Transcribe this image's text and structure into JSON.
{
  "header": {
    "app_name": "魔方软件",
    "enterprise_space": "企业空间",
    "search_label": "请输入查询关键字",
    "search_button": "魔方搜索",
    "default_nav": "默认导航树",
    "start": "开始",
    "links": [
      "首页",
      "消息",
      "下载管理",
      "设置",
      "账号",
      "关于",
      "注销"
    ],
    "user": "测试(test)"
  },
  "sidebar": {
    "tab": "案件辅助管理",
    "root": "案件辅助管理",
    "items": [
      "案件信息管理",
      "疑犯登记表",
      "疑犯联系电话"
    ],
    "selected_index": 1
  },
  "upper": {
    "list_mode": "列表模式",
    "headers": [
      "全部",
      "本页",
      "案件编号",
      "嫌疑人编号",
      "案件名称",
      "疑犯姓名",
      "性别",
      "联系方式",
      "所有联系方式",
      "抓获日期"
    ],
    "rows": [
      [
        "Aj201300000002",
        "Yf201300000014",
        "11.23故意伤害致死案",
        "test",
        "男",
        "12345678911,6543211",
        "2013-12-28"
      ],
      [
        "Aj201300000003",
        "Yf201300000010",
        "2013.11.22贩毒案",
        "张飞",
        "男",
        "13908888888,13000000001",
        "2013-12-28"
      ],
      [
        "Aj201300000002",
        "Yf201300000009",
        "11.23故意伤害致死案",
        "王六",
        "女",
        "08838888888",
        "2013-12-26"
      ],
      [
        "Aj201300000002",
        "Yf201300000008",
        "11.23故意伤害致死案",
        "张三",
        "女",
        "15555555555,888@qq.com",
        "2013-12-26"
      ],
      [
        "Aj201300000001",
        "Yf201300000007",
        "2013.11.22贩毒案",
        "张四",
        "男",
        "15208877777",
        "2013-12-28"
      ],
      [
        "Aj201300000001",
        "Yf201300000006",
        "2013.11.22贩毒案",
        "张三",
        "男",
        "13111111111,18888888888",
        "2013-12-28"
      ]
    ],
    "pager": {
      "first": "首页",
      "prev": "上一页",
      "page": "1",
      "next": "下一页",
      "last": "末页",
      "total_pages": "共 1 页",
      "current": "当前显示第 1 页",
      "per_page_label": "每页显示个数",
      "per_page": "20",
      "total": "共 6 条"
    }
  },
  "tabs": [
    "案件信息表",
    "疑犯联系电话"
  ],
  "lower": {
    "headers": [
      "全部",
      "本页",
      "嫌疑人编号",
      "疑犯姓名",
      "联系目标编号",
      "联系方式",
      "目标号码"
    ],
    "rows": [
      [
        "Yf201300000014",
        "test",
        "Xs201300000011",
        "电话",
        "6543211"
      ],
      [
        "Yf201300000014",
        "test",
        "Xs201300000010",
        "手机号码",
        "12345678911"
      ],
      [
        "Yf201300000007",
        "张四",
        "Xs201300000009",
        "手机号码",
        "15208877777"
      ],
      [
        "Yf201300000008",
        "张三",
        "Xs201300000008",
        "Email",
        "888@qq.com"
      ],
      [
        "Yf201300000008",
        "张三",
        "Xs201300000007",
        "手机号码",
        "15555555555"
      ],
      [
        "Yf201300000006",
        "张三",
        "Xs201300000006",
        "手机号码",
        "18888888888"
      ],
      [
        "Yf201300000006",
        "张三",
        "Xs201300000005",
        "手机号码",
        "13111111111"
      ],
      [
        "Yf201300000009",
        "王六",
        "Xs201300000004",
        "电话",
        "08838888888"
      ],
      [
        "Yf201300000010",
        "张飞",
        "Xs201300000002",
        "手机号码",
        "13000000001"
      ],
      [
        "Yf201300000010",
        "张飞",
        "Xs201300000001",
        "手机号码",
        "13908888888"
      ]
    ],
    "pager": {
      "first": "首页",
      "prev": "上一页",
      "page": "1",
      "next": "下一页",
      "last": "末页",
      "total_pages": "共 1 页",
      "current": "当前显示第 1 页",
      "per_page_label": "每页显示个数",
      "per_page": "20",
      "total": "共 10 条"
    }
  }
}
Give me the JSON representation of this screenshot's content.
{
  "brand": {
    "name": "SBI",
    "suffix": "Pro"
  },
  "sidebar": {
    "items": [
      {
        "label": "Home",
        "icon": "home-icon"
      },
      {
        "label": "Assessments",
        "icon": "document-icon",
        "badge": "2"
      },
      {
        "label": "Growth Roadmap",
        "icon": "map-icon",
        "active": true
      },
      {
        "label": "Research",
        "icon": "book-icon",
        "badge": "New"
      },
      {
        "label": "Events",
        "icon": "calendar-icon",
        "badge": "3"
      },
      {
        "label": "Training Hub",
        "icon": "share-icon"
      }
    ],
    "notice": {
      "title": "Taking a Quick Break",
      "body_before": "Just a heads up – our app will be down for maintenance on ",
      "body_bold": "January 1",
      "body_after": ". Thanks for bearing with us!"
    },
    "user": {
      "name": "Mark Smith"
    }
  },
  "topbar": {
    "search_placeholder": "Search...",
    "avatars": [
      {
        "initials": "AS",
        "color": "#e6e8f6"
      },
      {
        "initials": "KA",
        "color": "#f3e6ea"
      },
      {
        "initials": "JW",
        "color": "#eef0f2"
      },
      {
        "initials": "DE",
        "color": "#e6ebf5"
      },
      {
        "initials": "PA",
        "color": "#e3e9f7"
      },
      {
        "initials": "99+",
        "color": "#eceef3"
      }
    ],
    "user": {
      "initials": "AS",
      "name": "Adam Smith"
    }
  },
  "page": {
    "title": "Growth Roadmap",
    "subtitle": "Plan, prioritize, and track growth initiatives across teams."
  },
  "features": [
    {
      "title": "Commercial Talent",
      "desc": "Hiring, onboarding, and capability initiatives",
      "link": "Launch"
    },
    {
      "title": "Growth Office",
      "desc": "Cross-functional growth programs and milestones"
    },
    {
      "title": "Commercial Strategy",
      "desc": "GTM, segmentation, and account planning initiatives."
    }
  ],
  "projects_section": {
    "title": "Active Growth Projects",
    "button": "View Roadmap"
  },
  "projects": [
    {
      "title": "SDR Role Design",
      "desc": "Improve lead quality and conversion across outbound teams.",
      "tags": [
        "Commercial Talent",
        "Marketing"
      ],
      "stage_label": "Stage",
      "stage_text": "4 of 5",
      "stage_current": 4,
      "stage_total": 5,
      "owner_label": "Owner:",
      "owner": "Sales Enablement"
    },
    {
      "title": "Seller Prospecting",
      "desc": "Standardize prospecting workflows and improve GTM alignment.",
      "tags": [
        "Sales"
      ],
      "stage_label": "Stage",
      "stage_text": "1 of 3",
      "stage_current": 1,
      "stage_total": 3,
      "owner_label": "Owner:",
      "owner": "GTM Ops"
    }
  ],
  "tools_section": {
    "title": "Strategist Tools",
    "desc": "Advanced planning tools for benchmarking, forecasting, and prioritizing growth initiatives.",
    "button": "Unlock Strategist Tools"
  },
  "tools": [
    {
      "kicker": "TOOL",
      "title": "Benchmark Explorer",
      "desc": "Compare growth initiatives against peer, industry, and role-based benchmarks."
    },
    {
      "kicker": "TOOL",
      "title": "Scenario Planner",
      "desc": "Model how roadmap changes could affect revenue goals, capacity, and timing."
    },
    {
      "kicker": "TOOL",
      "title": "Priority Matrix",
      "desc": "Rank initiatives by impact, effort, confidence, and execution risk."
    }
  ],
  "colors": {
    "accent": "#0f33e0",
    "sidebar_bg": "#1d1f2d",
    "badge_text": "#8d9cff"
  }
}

WRITTEN PROBLEM:
What is the number of lines that contain "JSON"? Reply with that number alone.

SOLUTION TO THIS TASK:
2